**Records supplied**
----

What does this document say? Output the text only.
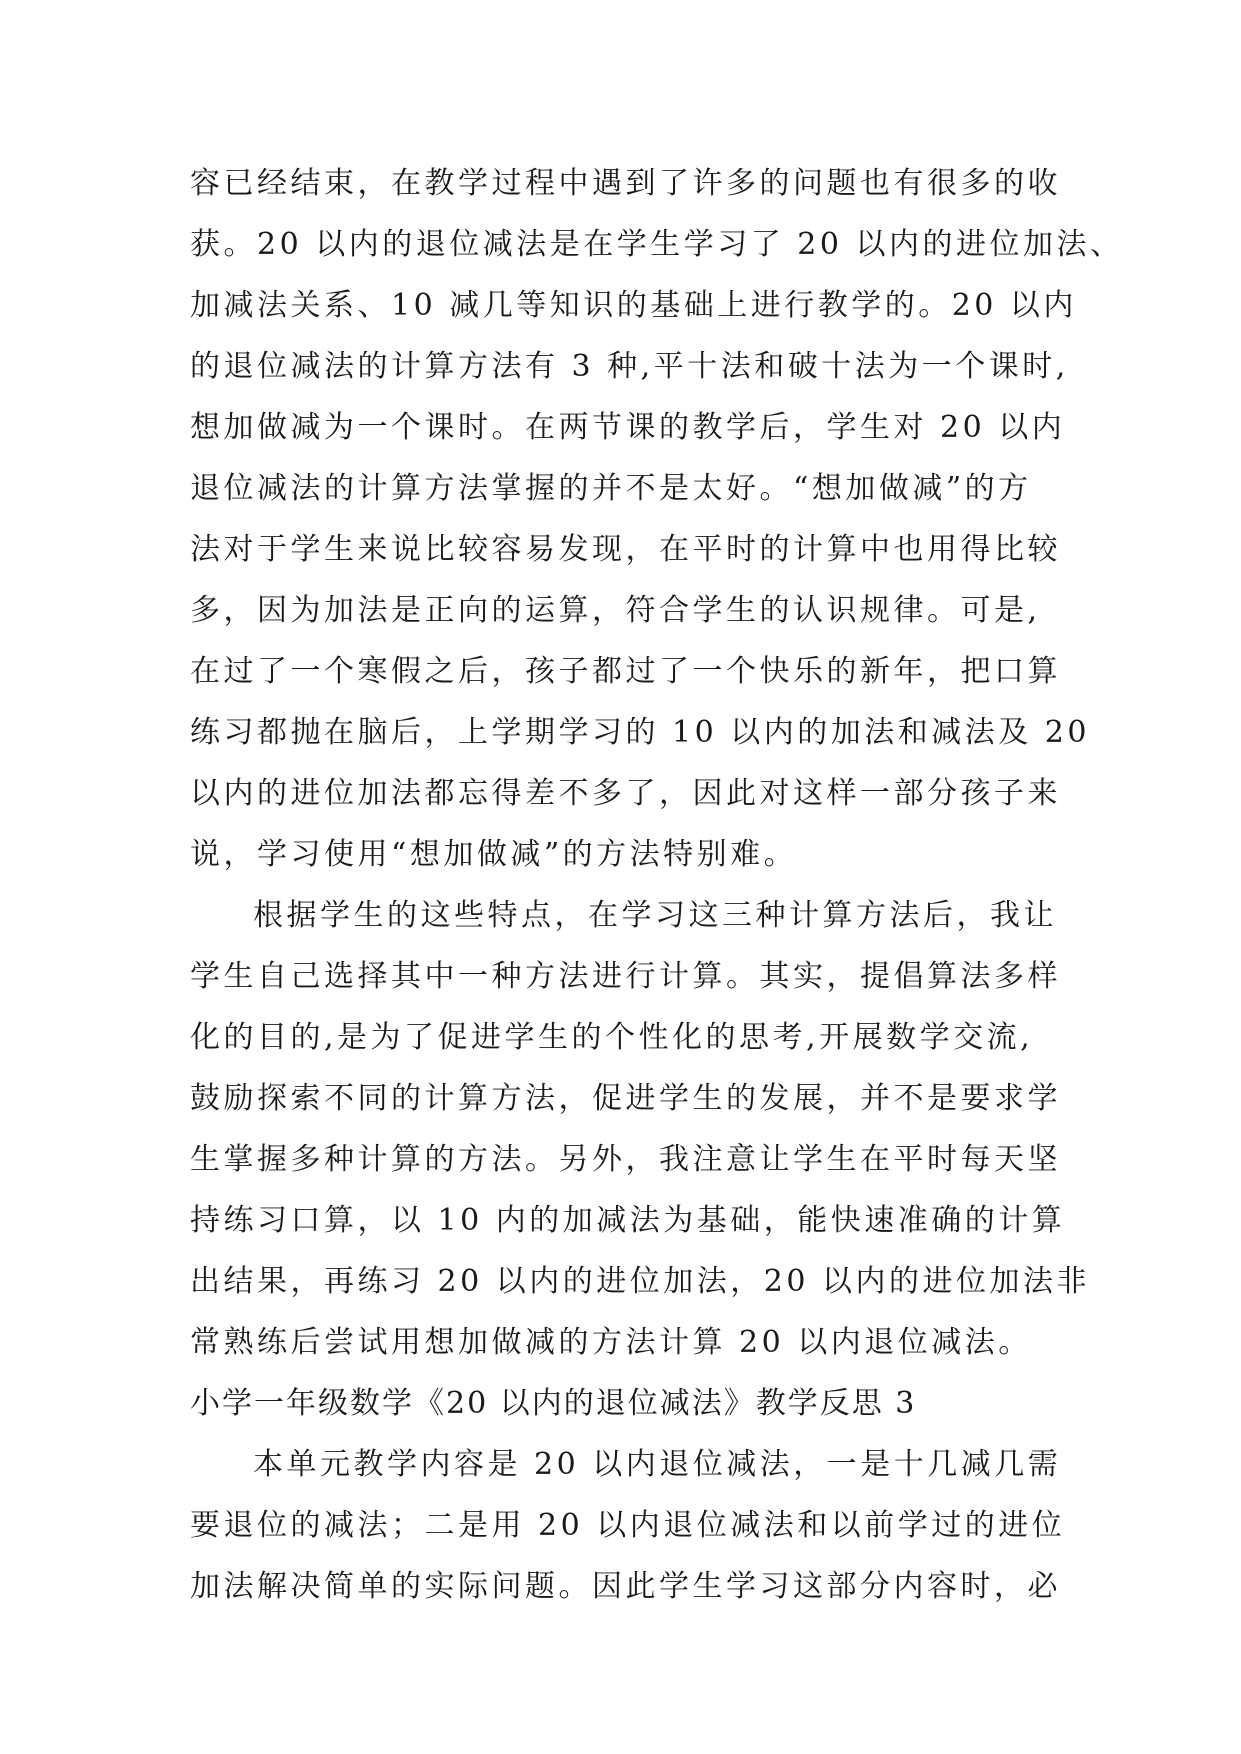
容已经结束，在教学过程中遇到了许多的问题也有很多的收
获。20 以内的退位减法是在学生学习了 20 以内的进位加法、
加减法关系、10 减几等知识的基础上进行教学的。20 以内
的退位减法的计算方法有 3 种,平十法和破十法为一个课时,
想加做减为一个课时。在两节课的教学后，学生对 20 以内
退位减法的计算方法掌握的并不是太好。“想加做减”的方
法对于学生来说比较容易发现，在平时的计算中也用得比较
多，因为加法是正向的运算，符合学生的认识规律。可是,
在过了一个寒假之后，孩子都过了一个快乐的新年，把口算
练习都抛在脑后，上学期学习的 10 以内的加法和减法及 20
以内的进位加法都忘得差不多了，因此对这样一部分孩子来
说，学习使用“想加做减”的方法特别难。
根据学生的这些特点，在学习这三种计算方法后，我让
学生自己选择其中一种方法进行计算。其实，提倡算法多样
化的目的,是为了促进学生的个性化的思考,开展数学交流,
鼓励探索不同的计算方法，促进学生的发展，并不是要求学
生掌握多种计算的方法。另外，我注意让学生在平时每天坚
持练习口算，以 10 内的加减法为基础，能快速准确的计算
出结果，再练习 20 以内的进位加法，20 以内的进位加法非
常熟练后尝试用想加做减的方法计算 20 以内退位减法。
小学一年级数学《20 以内的退位减法》教学反思 3
本单元教学内容是 20 以内退位减法，一是十几减几需
要退位的减法；二是用 20 以内退位减法和以前学过的进位
加法解决简单的实际问题。因此学生学习这部分内容时，必
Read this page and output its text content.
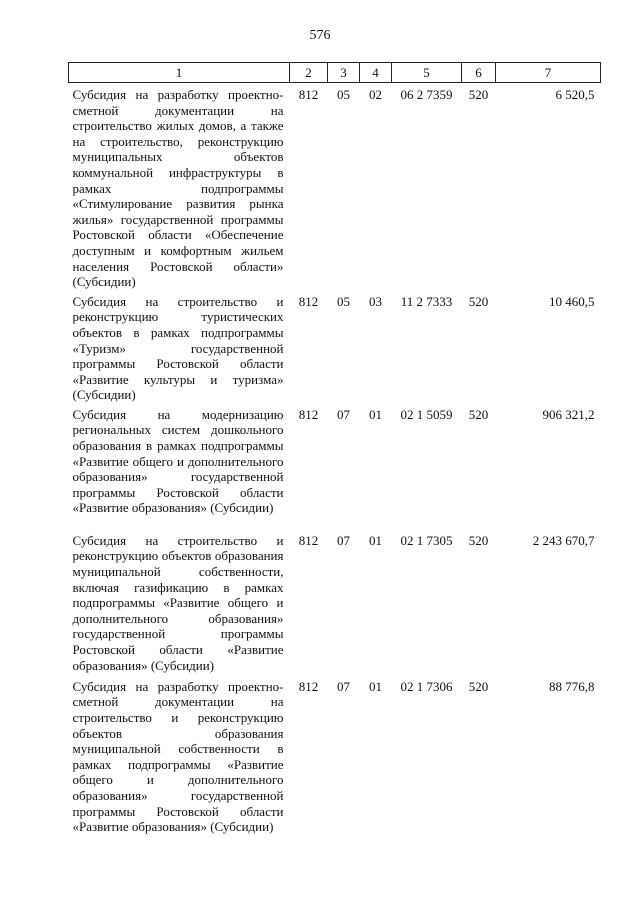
576
1	2	3	4	5	6	7
Субсидия на разработку проектно-сметной документации на строительство жилых домов, а также на строительство, реконструкцию муниципальных объектов коммунальной инфраструктуры в рамках подпрограммы «Стимулирование развития рынка жилья» государственной программы Ростовской области «Обеспечение доступным и комфортным жильем населения Ростовской области» (Субсидии)	812	05	02	06 2 7359	520	6 520,5
Субсидия на строительство и реконструкцию туристических объектов в рамках подпрограммы «Туризм» государственной программы Ростовской области «Развитие культуры и туризма» (Субсидии)	812	05	03	11 2 7333	520	10 460,5
Субсидия на модернизацию региональных систем дошкольного образования в рамках подпрограммы «Развитие общего и дополнительного образования» государственной программы Ростовской области «Развитие образования» (Субсидии)	812	07	01	02 1 5059	520	906 321,2
Субсидия на строительство и реконструкцию объектов образования муниципальной собственности, включая газификацию в рамках подпрограммы «Развитие общего и дополнительного образования» государственной программы Ростовской области «Развитие образования» (Субсидии)	812	07	01	02 1 7305	520	2 243 670,7
Субсидия на разработку проектно-сметной документации на строительство и реконструкцию объектов образования муниципальной собственности в рамках подпрограммы «Развитие общего и дополнительного образования» государственной программы Ростовской области «Развитие образования» (Субсидии)	812	07	01	02 1 7306	520	88 776,8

----

**Job**
Look above for lines with the word "text" and copy them all.

**Response to this exercise**
What does this document say? Output the text only.
Read this page and output its text content.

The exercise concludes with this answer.